To do: Count the lines below that include the word "name" and write that number alone.

Records for this exercise:
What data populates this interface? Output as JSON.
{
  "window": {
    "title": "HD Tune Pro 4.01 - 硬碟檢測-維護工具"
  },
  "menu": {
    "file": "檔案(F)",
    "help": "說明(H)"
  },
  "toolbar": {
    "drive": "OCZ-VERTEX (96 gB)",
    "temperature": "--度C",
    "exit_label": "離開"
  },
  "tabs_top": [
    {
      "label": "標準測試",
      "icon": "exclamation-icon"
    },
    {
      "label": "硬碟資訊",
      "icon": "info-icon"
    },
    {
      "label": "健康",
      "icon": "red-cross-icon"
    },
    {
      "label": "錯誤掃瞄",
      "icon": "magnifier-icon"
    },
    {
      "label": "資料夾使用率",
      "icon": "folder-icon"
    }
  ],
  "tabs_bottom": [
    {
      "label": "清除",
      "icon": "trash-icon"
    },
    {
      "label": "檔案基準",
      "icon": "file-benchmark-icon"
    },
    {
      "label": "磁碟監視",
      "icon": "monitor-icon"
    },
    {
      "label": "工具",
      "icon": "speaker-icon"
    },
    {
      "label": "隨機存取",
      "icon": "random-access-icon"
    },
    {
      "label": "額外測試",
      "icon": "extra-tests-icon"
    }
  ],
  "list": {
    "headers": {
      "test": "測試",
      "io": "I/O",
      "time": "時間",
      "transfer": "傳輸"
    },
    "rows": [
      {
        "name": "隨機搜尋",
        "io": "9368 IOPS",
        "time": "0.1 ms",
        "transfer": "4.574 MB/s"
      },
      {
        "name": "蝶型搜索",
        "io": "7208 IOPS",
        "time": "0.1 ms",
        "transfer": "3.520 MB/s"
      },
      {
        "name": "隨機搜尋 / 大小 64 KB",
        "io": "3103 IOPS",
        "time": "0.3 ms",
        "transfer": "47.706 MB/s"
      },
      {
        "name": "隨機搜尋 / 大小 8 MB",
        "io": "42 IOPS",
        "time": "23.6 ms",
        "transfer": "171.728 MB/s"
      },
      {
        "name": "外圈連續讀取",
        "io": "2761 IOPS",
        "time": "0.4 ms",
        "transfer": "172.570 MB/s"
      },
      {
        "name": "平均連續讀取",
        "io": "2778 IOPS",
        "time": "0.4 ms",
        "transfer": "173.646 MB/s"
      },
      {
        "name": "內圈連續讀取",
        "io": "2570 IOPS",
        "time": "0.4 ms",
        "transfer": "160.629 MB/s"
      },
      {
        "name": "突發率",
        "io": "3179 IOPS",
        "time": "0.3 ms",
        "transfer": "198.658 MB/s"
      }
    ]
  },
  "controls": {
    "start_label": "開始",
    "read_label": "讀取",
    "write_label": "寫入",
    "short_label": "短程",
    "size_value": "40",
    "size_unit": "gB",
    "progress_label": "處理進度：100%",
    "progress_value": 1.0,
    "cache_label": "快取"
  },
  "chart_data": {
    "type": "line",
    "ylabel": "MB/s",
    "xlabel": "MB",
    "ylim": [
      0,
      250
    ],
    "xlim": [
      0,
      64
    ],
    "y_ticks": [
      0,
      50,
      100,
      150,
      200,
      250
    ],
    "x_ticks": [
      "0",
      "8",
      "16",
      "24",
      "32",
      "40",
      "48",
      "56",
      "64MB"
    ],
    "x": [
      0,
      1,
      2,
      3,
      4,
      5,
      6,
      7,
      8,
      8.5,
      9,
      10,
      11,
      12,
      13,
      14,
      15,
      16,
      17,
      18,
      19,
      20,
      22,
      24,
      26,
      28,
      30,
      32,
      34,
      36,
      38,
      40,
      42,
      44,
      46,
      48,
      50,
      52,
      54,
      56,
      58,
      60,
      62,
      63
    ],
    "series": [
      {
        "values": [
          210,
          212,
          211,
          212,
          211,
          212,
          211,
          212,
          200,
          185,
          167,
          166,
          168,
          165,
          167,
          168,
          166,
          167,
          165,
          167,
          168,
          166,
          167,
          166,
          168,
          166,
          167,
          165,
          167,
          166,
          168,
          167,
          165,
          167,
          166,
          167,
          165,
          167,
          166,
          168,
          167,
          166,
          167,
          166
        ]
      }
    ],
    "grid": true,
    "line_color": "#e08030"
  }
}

Completed exercise: 8